Print all entries word for word.

START Material for this exercise

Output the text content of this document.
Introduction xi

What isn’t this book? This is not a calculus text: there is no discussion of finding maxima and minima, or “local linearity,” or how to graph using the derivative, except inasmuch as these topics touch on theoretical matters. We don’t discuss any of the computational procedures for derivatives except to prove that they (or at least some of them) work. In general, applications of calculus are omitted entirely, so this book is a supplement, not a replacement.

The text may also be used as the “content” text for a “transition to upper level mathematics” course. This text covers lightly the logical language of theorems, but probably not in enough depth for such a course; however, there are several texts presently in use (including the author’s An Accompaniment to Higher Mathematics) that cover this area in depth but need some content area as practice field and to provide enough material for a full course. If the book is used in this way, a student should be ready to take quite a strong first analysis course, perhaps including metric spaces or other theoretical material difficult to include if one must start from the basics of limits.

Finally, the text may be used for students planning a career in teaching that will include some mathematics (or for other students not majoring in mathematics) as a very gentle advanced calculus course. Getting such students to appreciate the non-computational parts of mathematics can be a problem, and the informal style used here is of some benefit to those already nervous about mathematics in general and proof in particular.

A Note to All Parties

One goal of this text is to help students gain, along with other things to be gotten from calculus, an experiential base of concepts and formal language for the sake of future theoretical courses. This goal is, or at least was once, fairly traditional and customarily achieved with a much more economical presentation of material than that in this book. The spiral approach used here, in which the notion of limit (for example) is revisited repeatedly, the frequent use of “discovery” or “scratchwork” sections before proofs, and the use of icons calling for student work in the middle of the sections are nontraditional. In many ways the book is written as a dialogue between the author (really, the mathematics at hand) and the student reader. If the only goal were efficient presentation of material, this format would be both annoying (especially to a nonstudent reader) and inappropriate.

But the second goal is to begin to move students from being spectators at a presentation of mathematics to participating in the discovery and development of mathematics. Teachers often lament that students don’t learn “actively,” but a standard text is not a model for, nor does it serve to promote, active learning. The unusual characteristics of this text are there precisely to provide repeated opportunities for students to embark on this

END Material for this exercise

Solution to this task →
Output the text content of this document.
Introduction xi

What isn’t this book? This is not a calculus text: there is no discussion of finding maxima and minima, or “local linearity,” or how to graph using the derivative, except inasmuch as these topics touch on theoretical matters. We don’t discuss any of the computational procedures for derivatives except to prove that they (or at least some of them) work. In general, applications of calculus are omitted entirely, so this book is a supplement, not a replacement.

The text may also be used as the “content” text for a “transition to upper level mathematics” course. This text covers lightly the logical language of theorems, but probably not in enough depth for such a course; however, there are several texts presently in use (including the author’s An Accompaniment to Higher Mathematics) that cover this area in depth but need some content area as practice field and to provide enough material for a full course. If the book is used in this way, a student should be ready to take quite a strong first analysis course, perhaps including metric spaces or other theoretical material difficult to include if one must start from the basics of limits.

Finally, the text may be used for students planning a career in teaching that will include some mathematics (or for other students not majoring in mathematics) as a very gentle advanced calculus course. Getting such students to appreciate the non-computational parts of mathematics can be a problem, and the informal style used here is of some benefit to those already nervous about mathematics in general and proof in particular.

A Note to All Parties

One goal of this text is to help students gain, along with other things to be gotten from calculus, an experiential base of concepts and formal language for the sake of future theoretical courses. This goal is, or at least was once, fairly traditional and customarily achieved with a much more economical presentation of material than that in this book. The spiral approach used here, in which the notion of limit (for example) is revisited repeatedly, the frequent use of “discovery” or “scratchwork” sections before proofs, and the use of icons calling for student work in the middle of the sections are nontraditional. In many ways the book is written as a dialogue between the author (really, the mathematics at hand) and the student reader. If the only goal were efficient presentation of material, this format would be both annoying (especially to a nonstudent reader) and inappropriate.

But the second goal is to begin to move students from being spectators at a presentation of mathematics to participating in the discovery and development of mathematics. Teachers often lament that students don’t learn “actively,” but a standard text is not a model for, nor does it serve to promote, active learning. The unusual characteristics of this text are there precisely to provide repeated opportunities for students to embark on this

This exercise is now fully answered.